--- Records shown ---
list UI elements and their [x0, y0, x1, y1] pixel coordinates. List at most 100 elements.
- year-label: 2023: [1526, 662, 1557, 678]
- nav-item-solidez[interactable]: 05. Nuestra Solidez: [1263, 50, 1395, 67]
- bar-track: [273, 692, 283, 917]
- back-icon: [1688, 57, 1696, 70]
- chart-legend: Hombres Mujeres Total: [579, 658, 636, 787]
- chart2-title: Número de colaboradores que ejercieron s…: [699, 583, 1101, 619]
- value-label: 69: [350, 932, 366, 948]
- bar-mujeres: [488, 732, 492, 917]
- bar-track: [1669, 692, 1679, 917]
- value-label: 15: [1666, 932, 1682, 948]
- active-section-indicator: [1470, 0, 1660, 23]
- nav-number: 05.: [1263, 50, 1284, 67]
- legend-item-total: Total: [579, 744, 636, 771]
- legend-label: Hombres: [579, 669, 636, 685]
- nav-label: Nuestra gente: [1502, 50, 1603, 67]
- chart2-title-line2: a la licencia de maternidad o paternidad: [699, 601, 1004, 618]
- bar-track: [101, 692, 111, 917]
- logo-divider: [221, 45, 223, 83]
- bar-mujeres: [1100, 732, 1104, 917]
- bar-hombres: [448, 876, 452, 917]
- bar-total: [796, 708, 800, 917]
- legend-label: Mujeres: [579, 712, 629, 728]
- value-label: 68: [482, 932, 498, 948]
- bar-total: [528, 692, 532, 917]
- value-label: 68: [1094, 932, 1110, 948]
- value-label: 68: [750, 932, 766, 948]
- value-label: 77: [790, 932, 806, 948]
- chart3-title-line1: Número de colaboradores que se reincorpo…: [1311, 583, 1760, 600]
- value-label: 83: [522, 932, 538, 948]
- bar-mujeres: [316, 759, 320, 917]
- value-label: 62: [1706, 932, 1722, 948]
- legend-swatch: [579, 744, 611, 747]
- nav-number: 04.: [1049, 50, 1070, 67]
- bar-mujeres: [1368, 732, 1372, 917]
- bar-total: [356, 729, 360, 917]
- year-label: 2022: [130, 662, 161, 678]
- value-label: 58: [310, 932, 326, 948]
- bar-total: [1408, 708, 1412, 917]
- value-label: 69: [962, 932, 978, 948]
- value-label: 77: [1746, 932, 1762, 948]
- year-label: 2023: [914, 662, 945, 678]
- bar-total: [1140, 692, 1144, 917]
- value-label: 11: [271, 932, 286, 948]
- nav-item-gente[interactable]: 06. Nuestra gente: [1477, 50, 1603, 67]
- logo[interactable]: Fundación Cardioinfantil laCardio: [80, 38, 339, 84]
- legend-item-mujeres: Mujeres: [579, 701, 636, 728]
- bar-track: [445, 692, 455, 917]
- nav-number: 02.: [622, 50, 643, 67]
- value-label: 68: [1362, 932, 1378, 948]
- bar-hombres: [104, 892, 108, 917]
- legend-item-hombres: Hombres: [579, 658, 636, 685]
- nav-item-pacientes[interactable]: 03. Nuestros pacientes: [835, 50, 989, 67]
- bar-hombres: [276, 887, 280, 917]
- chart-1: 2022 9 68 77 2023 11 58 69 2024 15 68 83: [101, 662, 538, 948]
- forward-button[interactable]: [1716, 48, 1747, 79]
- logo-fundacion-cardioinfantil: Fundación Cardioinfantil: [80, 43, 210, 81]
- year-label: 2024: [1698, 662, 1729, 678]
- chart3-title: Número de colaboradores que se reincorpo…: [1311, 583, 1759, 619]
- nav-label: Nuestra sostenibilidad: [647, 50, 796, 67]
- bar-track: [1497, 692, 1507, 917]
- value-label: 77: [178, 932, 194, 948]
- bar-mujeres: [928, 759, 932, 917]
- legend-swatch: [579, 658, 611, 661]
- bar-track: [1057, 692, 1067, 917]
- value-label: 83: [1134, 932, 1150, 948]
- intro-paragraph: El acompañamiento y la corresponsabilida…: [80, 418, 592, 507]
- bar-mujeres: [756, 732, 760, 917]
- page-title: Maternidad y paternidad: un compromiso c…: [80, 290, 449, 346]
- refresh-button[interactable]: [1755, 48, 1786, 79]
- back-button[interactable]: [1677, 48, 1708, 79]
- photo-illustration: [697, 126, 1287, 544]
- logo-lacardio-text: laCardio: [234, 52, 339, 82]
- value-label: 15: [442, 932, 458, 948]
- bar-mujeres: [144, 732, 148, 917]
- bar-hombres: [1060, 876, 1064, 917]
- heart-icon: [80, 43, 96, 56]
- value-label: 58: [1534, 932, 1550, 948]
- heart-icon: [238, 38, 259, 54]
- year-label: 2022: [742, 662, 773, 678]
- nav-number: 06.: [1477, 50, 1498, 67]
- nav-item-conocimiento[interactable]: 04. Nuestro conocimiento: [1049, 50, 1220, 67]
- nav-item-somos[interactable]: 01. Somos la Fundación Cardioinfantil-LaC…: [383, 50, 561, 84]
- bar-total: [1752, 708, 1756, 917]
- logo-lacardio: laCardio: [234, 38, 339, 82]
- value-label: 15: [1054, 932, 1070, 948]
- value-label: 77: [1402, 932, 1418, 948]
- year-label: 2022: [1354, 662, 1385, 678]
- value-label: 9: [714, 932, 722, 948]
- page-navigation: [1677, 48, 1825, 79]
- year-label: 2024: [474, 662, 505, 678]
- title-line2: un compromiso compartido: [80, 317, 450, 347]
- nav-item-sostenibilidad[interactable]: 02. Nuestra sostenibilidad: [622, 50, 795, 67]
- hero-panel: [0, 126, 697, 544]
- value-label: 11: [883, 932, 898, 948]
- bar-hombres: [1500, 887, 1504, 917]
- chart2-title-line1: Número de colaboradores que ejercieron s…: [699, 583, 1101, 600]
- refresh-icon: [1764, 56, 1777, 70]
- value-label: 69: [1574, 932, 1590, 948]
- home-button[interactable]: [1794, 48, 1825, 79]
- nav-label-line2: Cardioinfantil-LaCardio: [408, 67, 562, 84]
---
Directive
Can you put each line of the records above into a Markdown table with the columns Row and Line, numbering the rows and leaving out any blank lines?

Response to the task
| Row | Line |
|---|---|
| 1 | list UI elements and their [x0, y0, x1, y1] pixel coordinates. List at most 100 elements. |
| 2 | - year-label: 2023: [1526, 662, 1557, 678] |
| 3 | - nav-item-solidez[interactable]: 05. Nuestra Solidez: [1263, 50, 1395, 67] |
| 4 | - bar-track: [273, 692, 283, 917] |
| 5 | - back-icon: [1688, 57, 1696, 70] |
| 6 | - chart-legend: Hombres Mujeres Total: [579, 658, 636, 787] |
| 7 | - chart2-title: Número de colaboradores que ejercieron s…: [699, 583, 1101, 619] |
| 8 | - value-label: 69: [350, 932, 366, 948] |
| 9 | - bar-mujeres: [488, 732, 492, 917] |
| 10 | - bar-track: [1669, 692, 1679, 917] |
| 11 | - value-label: 15: [1666, 932, 1682, 948] |
| 12 | - active-section-indicator: [1470, 0, 1660, 23] |
| 13 | - nav-number: 05.: [1263, 50, 1284, 67] |
| 14 | - legend-item-total: Total: [579, 744, 636, 771] |
| 15 | - legend-label: Hombres: [579, 669, 636, 685] |
| 16 | - nav-label: Nuestra gente: [1502, 50, 1603, 67] |
| 17 | - chart2-title-line2: a la licencia de maternidad o paternidad: [699, 601, 1004, 618] |
| 18 | - bar-track: [101, 692, 111, 917] |
| 19 | - logo-divider: [221, 45, 223, 83] |
| 20 | - bar-mujeres: [1100, 732, 1104, 917] |
| 21 | - bar-hombres: [448, 876, 452, 917] |
| 22 | - bar-total: [796, 708, 800, 917] |
| 23 | - legend-label: Mujeres: [579, 712, 629, 728] |
| 24 | - value-label: 68: [482, 932, 498, 948] |
| 25 | - bar-total: [528, 692, 532, 917] |
| 26 | - value-label: 68: [1094, 932, 1110, 948] |
| 27 | - value-label: 68: [750, 932, 766, 948] |
| 28 | - value-label: 77: [790, 932, 806, 948] |
| 29 | - chart3-title-line1: Número de colaboradores que se reincorpo…: [1311, 583, 1760, 600] |
| 30 | - value-label: 83: [522, 932, 538, 948] |
| 31 | - bar-mujeres: [316, 759, 320, 917] |
| 32 | - value-label: 62: [1706, 932, 1722, 948] |
| 33 | - legend-swatch: [579, 744, 611, 747] |
| 34 | - nav-number: 04.: [1049, 50, 1070, 67] |
| 35 | - bar-mujeres: [1368, 732, 1372, 917] |
| 36 | - bar-total: [356, 729, 360, 917] |
| 37 | - year-label: 2022: [130, 662, 161, 678] |
| 38 | - value-label: 58: [310, 932, 326, 948] |
| 39 | - bar-total: [1408, 708, 1412, 917] |
| 40 | - value-label: 69: [962, 932, 978, 948] |
| 41 | - value-label: 77: [1746, 932, 1762, 948] |
| 42 | - year-label: 2023: [914, 662, 945, 678] |
| 43 | - bar-total: [1140, 692, 1144, 917] |
| 44 | - value-label: 11: [271, 932, 286, 948] |
| 45 | - nav-item-gente[interactable]: 06. Nuestra gente: [1477, 50, 1603, 67] |
| 46 | - logo[interactable]: Fundación Cardioinfantil laCardio: [80, 38, 339, 84] |
| 47 | - legend-item-mujeres: Mujeres: [579, 701, 636, 728] |
| 48 | - bar-track: [445, 692, 455, 917] |
| 49 | - nav-number: 02.: [622, 50, 643, 67] |
| 50 | - value-label: 68: [1362, 932, 1378, 948] |
| 51 | - bar-hombres: [104, 892, 108, 917] |
| 52 | - legend-item-hombres: Hombres: [579, 658, 636, 685] |
| 53 | - nav-item-pacientes[interactable]: 03. Nuestros pacientes: [835, 50, 989, 67] |
| 54 | - bar-hombres: [276, 887, 280, 917] |
| 55 | - chart-1: 2022 9 68 77 2023 11 58 69 2024 15 68 83: [101, 662, 538, 948] |
| 56 | - forward-button[interactable]: [1716, 48, 1747, 79] |
| 57 | - logo-fundacion-cardioinfantil: Fundación Cardioinfantil: [80, 43, 210, 81] |
| 58 | - year-label: 2024: [1698, 662, 1729, 678] |
| 59 | - chart3-title: Número de colaboradores que se reincorpo…: [1311, 583, 1759, 619] |
| 60 | - nav-label: Nuestra sostenibilidad: [647, 50, 796, 67] |
| 61 | - bar-track: [1497, 692, 1507, 917] |
| 62 | - value-label: 77: [178, 932, 194, 948] |
| 63 | - bar-mujeres: [928, 759, 932, 917] |
| 64 | - legend-swatch: [579, 658, 611, 661] |
| 65 | - bar-track: [1057, 692, 1067, 917] |
| 66 | - value-label: 83: [1134, 932, 1150, 948] |
| 67 | - intro-paragraph: El acompañamiento y la corresponsabilida…: [80, 418, 592, 507] |
| 68 | - bar-mujeres: [756, 732, 760, 917] |
| 69 | - page-title: Maternidad y paternidad: un compromiso c…: [80, 290, 449, 346] |
| 70 | - refresh-button[interactable]: [1755, 48, 1786, 79] |
| 71 | - back-button[interactable]: [1677, 48, 1708, 79] |
| 72 | - photo-illustration: [697, 126, 1287, 544] |
| 73 | - logo-lacardio-text: laCardio: [234, 52, 339, 82] |
| 74 | - value-label: 15: [442, 932, 458, 948] |
| 75 | - bar-mujeres: [144, 732, 148, 917] |
| 76 | - bar-hombres: [1060, 876, 1064, 917] |
| 77 | - heart-icon: [80, 43, 96, 56] |
| 78 | - value-label: 58: [1534, 932, 1550, 948] |
| 79 | - heart-icon: [238, 38, 259, 54] |
| 80 | - year-label: 2022: [742, 662, 773, 678] |
| 81 | - nav-number: 06.: [1477, 50, 1498, 67] |
| 82 | - nav-item-conocimiento[interactable]: 04. Nuestro conocimiento: [1049, 50, 1220, 67] |
| 83 | - nav-item-somos[interactable]: 01. Somos la Fundación Cardioinfantil-LaC…: [383, 50, 561, 84] |
| 84 | - bar-total: [1752, 708, 1756, 917] |
| 85 | - logo-lacardio: laCardio: [234, 38, 339, 82] |
| 86 | - value-label: 15: [1054, 932, 1070, 948] |
| 87 | - value-label: 77: [1402, 932, 1418, 948] |
| 88 | - year-label: 2022: [1354, 662, 1385, 678] |
| 89 | - value-label: 9: [714, 932, 722, 948] |
| 90 | - page-navigation: [1677, 48, 1825, 79] |
| 91 | - year-label: 2024: [474, 662, 505, 678] |
| 92 | - title-line2: un compromiso compartido: [80, 317, 450, 347] |
| 93 | - nav-item-sostenibilidad[interactable]: 02. Nuestra sostenibilidad: [622, 50, 795, 67] |
| 94 | - hero-panel: [0, 126, 697, 544] |
| 95 | - value-label: 11: [883, 932, 898, 948] |
| 96 | - bar-hombres: [1500, 887, 1504, 917] |
| 97 | - chart2-title-line1: Número de colaboradores que ejercieron s…: [699, 583, 1101, 600] |
| 98 | - refresh-icon: [1764, 56, 1777, 70] |
| 99 | - value-label: 69: [1574, 932, 1590, 948] |
| 100 | - home-button[interactable]: [1794, 48, 1825, 79] |
| 101 | - nav-label-line2: Cardioinfantil-LaCardio: [408, 67, 562, 84] |